Skip any picture you find and retype all the remaining lines exactly.

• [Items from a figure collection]
—————
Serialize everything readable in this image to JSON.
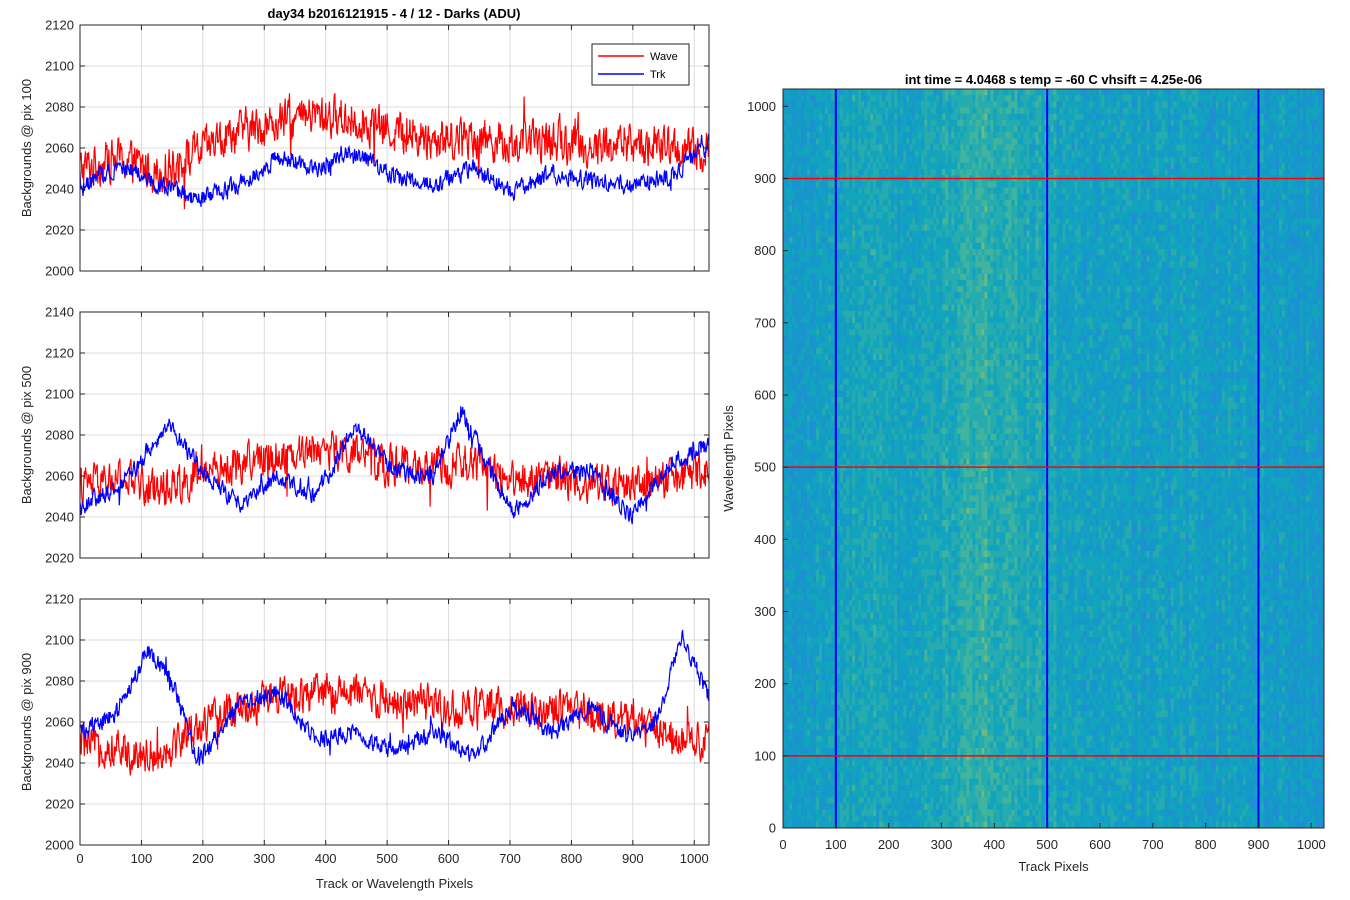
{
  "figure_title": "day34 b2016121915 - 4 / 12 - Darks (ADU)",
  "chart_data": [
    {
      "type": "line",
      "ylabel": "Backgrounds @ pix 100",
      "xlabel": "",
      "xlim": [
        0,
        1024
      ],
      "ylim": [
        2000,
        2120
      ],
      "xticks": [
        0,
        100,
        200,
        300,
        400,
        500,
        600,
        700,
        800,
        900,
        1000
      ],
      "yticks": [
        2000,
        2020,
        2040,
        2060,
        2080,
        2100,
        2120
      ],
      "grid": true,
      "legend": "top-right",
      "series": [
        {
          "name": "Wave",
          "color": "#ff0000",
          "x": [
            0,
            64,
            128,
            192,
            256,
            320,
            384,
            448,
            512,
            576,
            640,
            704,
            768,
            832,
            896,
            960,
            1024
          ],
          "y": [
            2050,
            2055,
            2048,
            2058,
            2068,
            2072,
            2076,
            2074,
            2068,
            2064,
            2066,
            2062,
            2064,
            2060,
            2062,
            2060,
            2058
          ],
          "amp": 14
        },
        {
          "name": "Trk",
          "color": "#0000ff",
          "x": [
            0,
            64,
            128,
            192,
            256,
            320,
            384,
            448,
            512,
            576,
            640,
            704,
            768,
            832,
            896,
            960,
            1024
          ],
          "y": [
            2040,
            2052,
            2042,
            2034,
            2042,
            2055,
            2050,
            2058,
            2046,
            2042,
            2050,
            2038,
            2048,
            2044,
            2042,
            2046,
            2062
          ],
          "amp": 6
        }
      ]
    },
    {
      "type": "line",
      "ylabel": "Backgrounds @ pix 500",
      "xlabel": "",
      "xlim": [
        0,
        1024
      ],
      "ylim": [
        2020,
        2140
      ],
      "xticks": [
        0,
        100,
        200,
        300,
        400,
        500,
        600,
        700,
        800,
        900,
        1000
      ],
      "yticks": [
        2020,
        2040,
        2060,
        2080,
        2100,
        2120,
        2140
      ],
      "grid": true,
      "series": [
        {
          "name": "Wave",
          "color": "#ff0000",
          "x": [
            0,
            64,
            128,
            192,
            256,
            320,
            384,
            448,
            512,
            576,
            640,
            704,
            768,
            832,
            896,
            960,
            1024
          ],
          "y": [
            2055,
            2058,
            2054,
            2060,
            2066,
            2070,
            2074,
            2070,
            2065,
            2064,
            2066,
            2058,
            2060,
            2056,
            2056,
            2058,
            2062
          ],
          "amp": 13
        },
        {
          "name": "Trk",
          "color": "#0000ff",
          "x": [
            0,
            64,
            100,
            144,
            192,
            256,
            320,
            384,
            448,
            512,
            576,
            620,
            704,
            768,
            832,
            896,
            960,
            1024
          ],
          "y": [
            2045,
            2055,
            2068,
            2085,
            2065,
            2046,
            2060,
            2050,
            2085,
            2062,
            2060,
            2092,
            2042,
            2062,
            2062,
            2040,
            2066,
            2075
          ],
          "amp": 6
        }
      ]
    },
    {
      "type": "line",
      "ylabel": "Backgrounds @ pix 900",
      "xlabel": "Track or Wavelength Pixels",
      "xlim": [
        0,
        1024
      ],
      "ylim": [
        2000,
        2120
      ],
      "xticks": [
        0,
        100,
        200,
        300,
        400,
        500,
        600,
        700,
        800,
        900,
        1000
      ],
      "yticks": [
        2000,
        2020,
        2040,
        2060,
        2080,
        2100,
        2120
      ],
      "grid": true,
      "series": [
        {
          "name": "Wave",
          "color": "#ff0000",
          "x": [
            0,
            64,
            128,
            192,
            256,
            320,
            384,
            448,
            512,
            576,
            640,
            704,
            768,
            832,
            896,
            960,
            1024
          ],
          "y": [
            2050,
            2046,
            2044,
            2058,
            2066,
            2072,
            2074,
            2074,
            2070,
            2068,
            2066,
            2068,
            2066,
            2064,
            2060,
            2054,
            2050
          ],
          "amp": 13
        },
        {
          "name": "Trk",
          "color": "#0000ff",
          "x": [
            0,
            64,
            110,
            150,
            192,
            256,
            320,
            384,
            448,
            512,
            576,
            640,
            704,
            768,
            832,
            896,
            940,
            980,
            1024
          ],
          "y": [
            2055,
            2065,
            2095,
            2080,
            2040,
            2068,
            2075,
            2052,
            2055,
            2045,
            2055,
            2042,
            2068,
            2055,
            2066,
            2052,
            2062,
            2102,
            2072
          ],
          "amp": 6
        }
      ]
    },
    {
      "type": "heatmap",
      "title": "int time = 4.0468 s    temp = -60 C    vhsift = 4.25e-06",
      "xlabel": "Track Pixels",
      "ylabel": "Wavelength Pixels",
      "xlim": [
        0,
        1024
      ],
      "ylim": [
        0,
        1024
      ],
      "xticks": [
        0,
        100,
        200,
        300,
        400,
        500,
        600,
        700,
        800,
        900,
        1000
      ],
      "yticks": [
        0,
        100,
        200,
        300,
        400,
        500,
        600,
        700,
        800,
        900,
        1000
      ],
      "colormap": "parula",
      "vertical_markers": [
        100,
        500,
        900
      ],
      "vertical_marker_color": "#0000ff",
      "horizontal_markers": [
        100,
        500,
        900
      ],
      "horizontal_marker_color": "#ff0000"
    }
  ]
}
—————
• [Final result]
Serialize everything readable in this image to JSON.
{
  "figure_title": "day34 b2016121915 - 4 / 12 - Darks (ADU)",
  "chart_data": [
    {
      "type": "line",
      "ylabel": "Backgrounds @ pix 100",
      "xlabel": "",
      "xlim": [
        0,
        1024
      ],
      "ylim": [
        2000,
        2120
      ],
      "xticks": [
        0,
        100,
        200,
        300,
        400,
        500,
        600,
        700,
        800,
        900,
        1000
      ],
      "yticks": [
        2000,
        2020,
        2040,
        2060,
        2080,
        2100,
        2120
      ],
      "grid": true,
      "legend": "top-right",
      "series": [
        {
          "name": "Wave",
          "color": "#ff0000",
          "x": [
            0,
            64,
            128,
            192,
            256,
            320,
            384,
            448,
            512,
            576,
            640,
            704,
            768,
            832,
            896,
            960,
            1024
          ],
          "y": [
            2050,
            2055,
            2048,
            2058,
            2068,
            2072,
            2076,
            2074,
            2068,
            2064,
            2066,
            2062,
            2064,
            2060,
            2062,
            2060,
            2058
          ],
          "amp": 14
        },
        {
          "name": "Trk",
          "color": "#0000ff",
          "x": [
            0,
            64,
            128,
            192,
            256,
            320,
            384,
            448,
            512,
            576,
            640,
            704,
            768,
            832,
            896,
            960,
            1024
          ],
          "y": [
            2040,
            2052,
            2042,
            2034,
            2042,
            2055,
            2050,
            2058,
            2046,
            2042,
            2050,
            2038,
            2048,
            2044,
            2042,
            2046,
            2062
          ],
          "amp": 6
        }
      ]
    },
    {
      "type": "line",
      "ylabel": "Backgrounds @ pix 500",
      "xlabel": "",
      "xlim": [
        0,
        1024
      ],
      "ylim": [
        2020,
        2140
      ],
      "xticks": [
        0,
        100,
        200,
        300,
        400,
        500,
        600,
        700,
        800,
        900,
        1000
      ],
      "yticks": [
        2020,
        2040,
        2060,
        2080,
        2100,
        2120,
        2140
      ],
      "grid": true,
      "series": [
        {
          "name": "Wave",
          "color": "#ff0000",
          "x": [
            0,
            64,
            128,
            192,
            256,
            320,
            384,
            448,
            512,
            576,
            640,
            704,
            768,
            832,
            896,
            960,
            1024
          ],
          "y": [
            2055,
            2058,
            2054,
            2060,
            2066,
            2070,
            2074,
            2070,
            2065,
            2064,
            2066,
            2058,
            2060,
            2056,
            2056,
            2058,
            2062
          ],
          "amp": 13
        },
        {
          "name": "Trk",
          "color": "#0000ff",
          "x": [
            0,
            64,
            100,
            144,
            192,
            256,
            320,
            384,
            448,
            512,
            576,
            620,
            704,
            768,
            832,
            896,
            960,
            1024
          ],
          "y": [
            2045,
            2055,
            2068,
            2085,
            2065,
            2046,
            2060,
            2050,
            2085,
            2062,
            2060,
            2092,
            2042,
            2062,
            2062,
            2040,
            2066,
            2075
          ],
          "amp": 6
        }
      ]
    },
    {
      "type": "line",
      "ylabel": "Backgrounds @ pix 900",
      "xlabel": "Track or Wavelength Pixels",
      "xlim": [
        0,
        1024
      ],
      "ylim": [
        2000,
        2120
      ],
      "xticks": [
        0,
        100,
        200,
        300,
        400,
        500,
        600,
        700,
        800,
        900,
        1000
      ],
      "yticks": [
        2000,
        2020,
        2040,
        2060,
        2080,
        2100,
        2120
      ],
      "grid": true,
      "series": [
        {
          "name": "Wave",
          "color": "#ff0000",
          "x": [
            0,
            64,
            128,
            192,
            256,
            320,
            384,
            448,
            512,
            576,
            640,
            704,
            768,
            832,
            896,
            960,
            1024
          ],
          "y": [
            2050,
            2046,
            2044,
            2058,
            2066,
            2072,
            2074,
            2074,
            2070,
            2068,
            2066,
            2068,
            2066,
            2064,
            2060,
            2054,
            2050
          ],
          "amp": 13
        },
        {
          "name": "Trk",
          "color": "#0000ff",
          "x": [
            0,
            64,
            110,
            150,
            192,
            256,
            320,
            384,
            448,
            512,
            576,
            640,
            704,
            768,
            832,
            896,
            940,
            980,
            1024
          ],
          "y": [
            2055,
            2065,
            2095,
            2080,
            2040,
            2068,
            2075,
            2052,
            2055,
            2045,
            2055,
            2042,
            2068,
            2055,
            2066,
            2052,
            2062,
            2102,
            2072
          ],
          "amp": 6
        }
      ]
    },
    {
      "type": "heatmap",
      "title": "int time = 4.0468 s    temp = -60 C    vhsift = 4.25e-06",
      "xlabel": "Track Pixels",
      "ylabel": "Wavelength Pixels",
      "xlim": [
        0,
        1024
      ],
      "ylim": [
        0,
        1024
      ],
      "xticks": [
        0,
        100,
        200,
        300,
        400,
        500,
        600,
        700,
        800,
        900,
        1000
      ],
      "yticks": [
        0,
        100,
        200,
        300,
        400,
        500,
        600,
        700,
        800,
        900,
        1000
      ],
      "colormap": "parula",
      "vertical_markers": [
        100,
        500,
        900
      ],
      "vertical_marker_color": "#0000ff",
      "horizontal_markers": [
        100,
        500,
        900
      ],
      "horizontal_marker_color": "#ff0000"
    }
  ]
}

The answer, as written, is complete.